▶ [GIVEN TASK]
All of the records listed below should be retyped exactly.
START
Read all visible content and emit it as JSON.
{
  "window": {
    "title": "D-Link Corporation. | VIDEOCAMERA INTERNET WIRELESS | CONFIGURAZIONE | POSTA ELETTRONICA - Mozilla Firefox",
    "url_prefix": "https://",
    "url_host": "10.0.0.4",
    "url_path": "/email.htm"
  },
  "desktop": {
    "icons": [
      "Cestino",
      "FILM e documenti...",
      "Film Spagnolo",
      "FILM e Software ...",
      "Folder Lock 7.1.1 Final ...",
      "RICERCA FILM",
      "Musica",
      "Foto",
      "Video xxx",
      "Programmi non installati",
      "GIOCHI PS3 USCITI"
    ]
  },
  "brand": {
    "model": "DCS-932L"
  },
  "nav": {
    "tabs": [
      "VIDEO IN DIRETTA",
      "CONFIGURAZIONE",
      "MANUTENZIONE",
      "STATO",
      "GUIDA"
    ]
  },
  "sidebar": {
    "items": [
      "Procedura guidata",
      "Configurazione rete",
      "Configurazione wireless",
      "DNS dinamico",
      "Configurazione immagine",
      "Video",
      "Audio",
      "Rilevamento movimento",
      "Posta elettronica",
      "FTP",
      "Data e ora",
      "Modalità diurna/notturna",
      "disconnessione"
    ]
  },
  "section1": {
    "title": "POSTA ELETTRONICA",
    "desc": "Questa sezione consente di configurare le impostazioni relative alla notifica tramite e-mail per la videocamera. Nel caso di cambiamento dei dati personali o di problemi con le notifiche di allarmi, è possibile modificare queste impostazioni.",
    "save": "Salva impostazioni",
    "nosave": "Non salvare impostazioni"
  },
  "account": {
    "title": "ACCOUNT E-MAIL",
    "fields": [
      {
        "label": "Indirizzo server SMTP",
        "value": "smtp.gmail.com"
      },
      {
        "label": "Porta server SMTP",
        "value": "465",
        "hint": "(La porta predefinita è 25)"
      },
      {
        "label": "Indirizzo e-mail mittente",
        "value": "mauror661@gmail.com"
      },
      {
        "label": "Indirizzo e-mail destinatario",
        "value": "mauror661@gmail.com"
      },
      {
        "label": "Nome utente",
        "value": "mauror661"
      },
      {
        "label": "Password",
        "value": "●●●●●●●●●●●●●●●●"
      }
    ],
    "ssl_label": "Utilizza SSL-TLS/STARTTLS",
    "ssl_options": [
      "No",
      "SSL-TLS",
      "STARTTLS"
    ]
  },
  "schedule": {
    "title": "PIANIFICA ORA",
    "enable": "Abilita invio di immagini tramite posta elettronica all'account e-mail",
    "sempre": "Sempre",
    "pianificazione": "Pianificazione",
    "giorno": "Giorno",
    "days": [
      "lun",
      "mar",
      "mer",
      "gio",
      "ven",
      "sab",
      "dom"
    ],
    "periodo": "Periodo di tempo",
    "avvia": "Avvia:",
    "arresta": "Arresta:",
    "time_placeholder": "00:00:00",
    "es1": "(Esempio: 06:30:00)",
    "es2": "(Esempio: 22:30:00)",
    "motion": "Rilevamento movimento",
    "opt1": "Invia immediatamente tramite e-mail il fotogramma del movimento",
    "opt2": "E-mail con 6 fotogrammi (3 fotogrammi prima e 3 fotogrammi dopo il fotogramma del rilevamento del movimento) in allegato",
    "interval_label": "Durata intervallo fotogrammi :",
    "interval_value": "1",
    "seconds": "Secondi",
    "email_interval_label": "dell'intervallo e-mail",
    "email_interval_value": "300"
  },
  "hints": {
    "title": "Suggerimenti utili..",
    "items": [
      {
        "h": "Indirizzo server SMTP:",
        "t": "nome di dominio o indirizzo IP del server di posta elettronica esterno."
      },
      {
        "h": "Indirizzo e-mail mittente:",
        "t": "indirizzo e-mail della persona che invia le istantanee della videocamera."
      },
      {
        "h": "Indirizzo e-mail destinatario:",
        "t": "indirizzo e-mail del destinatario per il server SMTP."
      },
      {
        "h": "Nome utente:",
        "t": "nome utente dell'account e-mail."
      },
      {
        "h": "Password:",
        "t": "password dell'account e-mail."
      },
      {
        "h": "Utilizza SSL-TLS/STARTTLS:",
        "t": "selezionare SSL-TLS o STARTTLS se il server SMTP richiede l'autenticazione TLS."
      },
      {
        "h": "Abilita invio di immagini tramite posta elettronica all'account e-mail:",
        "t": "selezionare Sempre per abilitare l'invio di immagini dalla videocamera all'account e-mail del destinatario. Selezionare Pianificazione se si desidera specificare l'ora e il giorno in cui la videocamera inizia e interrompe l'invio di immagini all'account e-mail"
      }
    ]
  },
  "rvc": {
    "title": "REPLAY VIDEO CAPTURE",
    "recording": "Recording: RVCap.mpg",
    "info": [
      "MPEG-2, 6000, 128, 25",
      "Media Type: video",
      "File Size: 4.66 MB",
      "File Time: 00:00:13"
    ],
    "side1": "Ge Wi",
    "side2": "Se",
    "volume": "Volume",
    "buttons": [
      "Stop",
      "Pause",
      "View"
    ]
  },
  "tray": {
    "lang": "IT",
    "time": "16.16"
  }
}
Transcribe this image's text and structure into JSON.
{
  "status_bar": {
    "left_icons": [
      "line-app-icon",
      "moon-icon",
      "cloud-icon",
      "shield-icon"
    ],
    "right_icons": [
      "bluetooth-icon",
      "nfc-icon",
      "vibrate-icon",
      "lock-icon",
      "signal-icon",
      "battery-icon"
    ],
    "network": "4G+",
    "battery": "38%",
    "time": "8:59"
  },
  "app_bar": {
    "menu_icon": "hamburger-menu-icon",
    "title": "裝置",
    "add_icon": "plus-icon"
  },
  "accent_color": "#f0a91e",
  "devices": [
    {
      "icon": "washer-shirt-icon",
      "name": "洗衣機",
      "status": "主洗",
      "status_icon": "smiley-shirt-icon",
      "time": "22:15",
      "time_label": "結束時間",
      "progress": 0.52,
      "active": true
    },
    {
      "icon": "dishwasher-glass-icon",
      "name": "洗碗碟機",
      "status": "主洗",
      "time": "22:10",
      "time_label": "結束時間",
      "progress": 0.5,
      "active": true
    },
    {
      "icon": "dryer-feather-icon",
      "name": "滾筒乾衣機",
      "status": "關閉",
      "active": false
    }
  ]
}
END
▶ [SOLUTION FOR THIS PROBLEM]
Read all visible content and emit it as JSON.
{
  "window": {
    "title": "D-Link Corporation. | VIDEOCAMERA INTERNET WIRELESS | CONFIGURAZIONE | POSTA ELETTRONICA - Mozilla Firefox",
    "url_prefix": "https://",
    "url_host": "10.0.0.4",
    "url_path": "/email.htm"
  },
  "desktop": {
    "icons": [
      "Cestino",
      "FILM e documenti...",
      "Film Spagnolo",
      "FILM e Software ...",
      "Folder Lock 7.1.1 Final ...",
      "RICERCA FILM",
      "Musica",
      "Foto",
      "Video xxx",
      "Programmi non installati",
      "GIOCHI PS3 USCITI"
    ]
  },
  "brand": {
    "model": "DCS-932L"
  },
  "nav": {
    "tabs": [
      "VIDEO IN DIRETTA",
      "CONFIGURAZIONE",
      "MANUTENZIONE",
      "STATO",
      "GUIDA"
    ]
  },
  "sidebar": {
    "items": [
      "Procedura guidata",
      "Configurazione rete",
      "Configurazione wireless",
      "DNS dinamico",
      "Configurazione immagine",
      "Video",
      "Audio",
      "Rilevamento movimento",
      "Posta elettronica",
      "FTP",
      "Data e ora",
      "Modalità diurna/notturna",
      "disconnessione"
    ]
  },
  "section1": {
    "title": "POSTA ELETTRONICA",
    "desc": "Questa sezione consente di configurare le impostazioni relative alla notifica tramite e-mail per la videocamera. Nel caso di cambiamento dei dati personali o di problemi con le notifiche di allarmi, è possibile modificare queste impostazioni.",
    "save": "Salva impostazioni",
    "nosave": "Non salvare impostazioni"
  },
  "account": {
    "title": "ACCOUNT E-MAIL",
    "fields": [
      {
        "label": "Indirizzo server SMTP",
        "value": "smtp.gmail.com"
      },
      {
        "label": "Porta server SMTP",
        "value": "465",
        "hint": "(La porta predefinita è 25)"
      },
      {
        "label": "Indirizzo e-mail mittente",
        "value": "mauror661@gmail.com"
      },
      {
        "label": "Indirizzo e-mail destinatario",
        "value": "mauror661@gmail.com"
      },
      {
        "label": "Nome utente",
        "value": "mauror661"
      },
      {
        "label": "Password",
        "value": "●●●●●●●●●●●●●●●●"
      }
    ],
    "ssl_label": "Utilizza SSL-TLS/STARTTLS",
    "ssl_options": [
      "No",
      "SSL-TLS",
      "STARTTLS"
    ]
  },
  "schedule": {
    "title": "PIANIFICA ORA",
    "enable": "Abilita invio di immagini tramite posta elettronica all'account e-mail",
    "sempre": "Sempre",
    "pianificazione": "Pianificazione",
    "giorno": "Giorno",
    "days": [
      "lun",
      "mar",
      "mer",
      "gio",
      "ven",
      "sab",
      "dom"
    ],
    "periodo": "Periodo di tempo",
    "avvia": "Avvia:",
    "arresta": "Arresta:",
    "time_placeholder": "00:00:00",
    "es1": "(Esempio: 06:30:00)",
    "es2": "(Esempio: 22:30:00)",
    "motion": "Rilevamento movimento",
    "opt1": "Invia immediatamente tramite e-mail il fotogramma del movimento",
    "opt2": "E-mail con 6 fotogrammi (3 fotogrammi prima e 3 fotogrammi dopo il fotogramma del rilevamento del movimento) in allegato",
    "interval_label": "Durata intervallo fotogrammi :",
    "interval_value": "1",
    "seconds": "Secondi",
    "email_interval_label": "dell'intervallo e-mail",
    "email_interval_value": "300"
  },
  "hints": {
    "title": "Suggerimenti utili..",
    "items": [
      {
        "h": "Indirizzo server SMTP:",
        "t": "nome di dominio o indirizzo IP del server di posta elettronica esterno."
      },
      {
        "h": "Indirizzo e-mail mittente:",
        "t": "indirizzo e-mail della persona che invia le istantanee della videocamera."
      },
      {
        "h": "Indirizzo e-mail destinatario:",
        "t": "indirizzo e-mail del destinatario per il server SMTP."
      },
      {
        "h": "Nome utente:",
        "t": "nome utente dell'account e-mail."
      },
      {
        "h": "Password:",
        "t": "password dell'account e-mail."
      },
      {
        "h": "Utilizza SSL-TLS/STARTTLS:",
        "t": "selezionare SSL-TLS o STARTTLS se il server SMTP richiede l'autenticazione TLS."
      },
      {
        "h": "Abilita invio di immagini tramite posta elettronica all'account e-mail:",
        "t": "selezionare Sempre per abilitare l'invio di immagini dalla videocamera all'account e-mail del destinatario. Selezionare Pianificazione se si desidera specificare l'ora e il giorno in cui la videocamera inizia e interrompe l'invio di immagini all'account e-mail"
      }
    ]
  },
  "rvc": {
    "title": "REPLAY VIDEO CAPTURE",
    "recording": "Recording: RVCap.mpg",
    "info": [
      "MPEG-2, 6000, 128, 25",
      "Media Type: video",
      "File Size: 4.66 MB",
      "File Time: 00:00:13"
    ],
    "side1": "Ge Wi",
    "side2": "Se",
    "volume": "Volume",
    "buttons": [
      "Stop",
      "Pause",
      "View"
    ]
  },
  "tray": {
    "lang": "IT",
    "time": "16.16"
  }
}
Transcribe this image's text and structure into JSON.
{
  "status_bar": {
    "left_icons": [
      "line-app-icon",
      "moon-icon",
      "cloud-icon",
      "shield-icon"
    ],
    "right_icons": [
      "bluetooth-icon",
      "nfc-icon",
      "vibrate-icon",
      "lock-icon",
      "signal-icon",
      "battery-icon"
    ],
    "network": "4G+",
    "battery": "38%",
    "time": "8:59"
  },
  "app_bar": {
    "menu_icon": "hamburger-menu-icon",
    "title": "裝置",
    "add_icon": "plus-icon"
  },
  "accent_color": "#f0a91e",
  "devices": [
    {
      "icon": "washer-shirt-icon",
      "name": "洗衣機",
      "status": "主洗",
      "status_icon": "smiley-shirt-icon",
      "time": "22:15",
      "time_label": "結束時間",
      "progress": 0.52,
      "active": true
    },
    {
      "icon": "dishwasher-glass-icon",
      "name": "洗碗碟機",
      "status": "主洗",
      "time": "22:10",
      "time_label": "結束時間",
      "progress": 0.5,
      "active": true
    },
    {
      "icon": "dryer-feather-icon",
      "name": "滾筒乾衣機",
      "status": "關閉",
      "active": false
    }
  ]
}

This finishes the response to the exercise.